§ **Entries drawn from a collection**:
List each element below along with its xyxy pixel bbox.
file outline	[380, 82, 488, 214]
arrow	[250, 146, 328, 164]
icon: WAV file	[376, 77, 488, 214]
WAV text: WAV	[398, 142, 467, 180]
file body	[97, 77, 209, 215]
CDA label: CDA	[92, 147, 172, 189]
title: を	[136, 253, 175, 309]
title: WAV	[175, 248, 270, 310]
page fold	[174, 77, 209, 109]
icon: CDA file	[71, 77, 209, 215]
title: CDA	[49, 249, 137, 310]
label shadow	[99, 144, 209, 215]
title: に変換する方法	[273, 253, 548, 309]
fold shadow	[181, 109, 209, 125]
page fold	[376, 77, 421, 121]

§ **Set task**: Retype the entire listing above line by line, reproducing every character, bracket, and number without change.

§ **Complete answer**:
List each element below along with its xyxy pixel bbox.
file outline	[380, 82, 488, 214]
arrow	[250, 146, 328, 164]
icon: WAV file	[376, 77, 488, 214]
WAV text: WAV	[398, 142, 467, 180]
file body	[97, 77, 209, 215]
CDA label: CDA	[92, 147, 172, 189]
title: を	[136, 253, 175, 309]
title: WAV	[175, 248, 270, 310]
page fold	[174, 77, 209, 109]
icon: CDA file	[71, 77, 209, 215]
title: CDA	[49, 249, 137, 310]
label shadow	[99, 144, 209, 215]
title: に変換する方法	[273, 253, 548, 309]
fold shadow	[181, 109, 209, 125]
page fold	[376, 77, 421, 121]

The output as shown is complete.